Provided material:

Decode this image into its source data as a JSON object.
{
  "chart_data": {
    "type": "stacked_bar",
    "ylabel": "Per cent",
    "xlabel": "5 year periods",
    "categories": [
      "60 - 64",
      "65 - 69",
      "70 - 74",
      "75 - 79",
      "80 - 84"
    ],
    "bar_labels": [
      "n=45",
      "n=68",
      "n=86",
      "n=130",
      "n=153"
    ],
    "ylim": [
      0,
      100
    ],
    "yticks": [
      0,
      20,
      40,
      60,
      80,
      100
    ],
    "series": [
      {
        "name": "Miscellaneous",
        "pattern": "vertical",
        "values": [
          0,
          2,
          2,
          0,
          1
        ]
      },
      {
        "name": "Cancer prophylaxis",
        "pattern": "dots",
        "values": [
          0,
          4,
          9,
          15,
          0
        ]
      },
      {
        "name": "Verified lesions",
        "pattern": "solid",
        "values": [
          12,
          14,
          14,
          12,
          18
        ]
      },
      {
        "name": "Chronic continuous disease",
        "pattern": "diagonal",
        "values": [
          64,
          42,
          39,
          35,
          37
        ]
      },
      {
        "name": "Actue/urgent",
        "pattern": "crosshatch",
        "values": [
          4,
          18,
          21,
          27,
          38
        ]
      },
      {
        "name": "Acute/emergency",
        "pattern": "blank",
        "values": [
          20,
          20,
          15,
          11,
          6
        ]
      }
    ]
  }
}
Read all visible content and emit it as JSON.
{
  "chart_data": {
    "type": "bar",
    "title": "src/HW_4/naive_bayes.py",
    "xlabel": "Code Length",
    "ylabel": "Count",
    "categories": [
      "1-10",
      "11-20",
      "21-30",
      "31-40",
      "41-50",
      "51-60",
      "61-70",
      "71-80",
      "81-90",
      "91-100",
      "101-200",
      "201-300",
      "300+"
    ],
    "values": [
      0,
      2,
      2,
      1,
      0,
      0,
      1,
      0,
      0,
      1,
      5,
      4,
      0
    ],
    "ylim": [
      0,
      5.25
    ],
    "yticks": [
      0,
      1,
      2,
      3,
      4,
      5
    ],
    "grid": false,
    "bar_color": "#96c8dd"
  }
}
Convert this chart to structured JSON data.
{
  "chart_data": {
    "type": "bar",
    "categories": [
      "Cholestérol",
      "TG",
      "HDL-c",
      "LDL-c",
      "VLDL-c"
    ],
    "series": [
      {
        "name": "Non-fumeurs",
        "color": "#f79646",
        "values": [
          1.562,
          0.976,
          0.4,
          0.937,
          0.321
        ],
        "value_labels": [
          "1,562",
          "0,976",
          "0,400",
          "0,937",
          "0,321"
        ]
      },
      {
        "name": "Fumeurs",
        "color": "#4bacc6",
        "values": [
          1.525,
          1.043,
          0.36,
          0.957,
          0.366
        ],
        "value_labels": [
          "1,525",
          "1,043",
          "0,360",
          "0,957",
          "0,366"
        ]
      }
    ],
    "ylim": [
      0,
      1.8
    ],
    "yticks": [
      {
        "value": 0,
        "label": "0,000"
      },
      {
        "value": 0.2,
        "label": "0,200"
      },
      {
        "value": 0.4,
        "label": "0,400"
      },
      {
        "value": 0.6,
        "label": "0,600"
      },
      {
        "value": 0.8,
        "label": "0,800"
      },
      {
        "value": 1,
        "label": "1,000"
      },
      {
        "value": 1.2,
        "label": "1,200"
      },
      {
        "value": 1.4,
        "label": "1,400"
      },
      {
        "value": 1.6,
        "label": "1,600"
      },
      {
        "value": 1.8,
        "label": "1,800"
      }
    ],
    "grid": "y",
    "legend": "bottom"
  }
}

Work to complete: Lines holding the word "JSON" in the entries above are the ones to pull out. Copy them all.

Answer to this task:
Decode this image into its source data as a JSON object.
Read all visible content and emit it as JSON.
Convert this chart to structured JSON data.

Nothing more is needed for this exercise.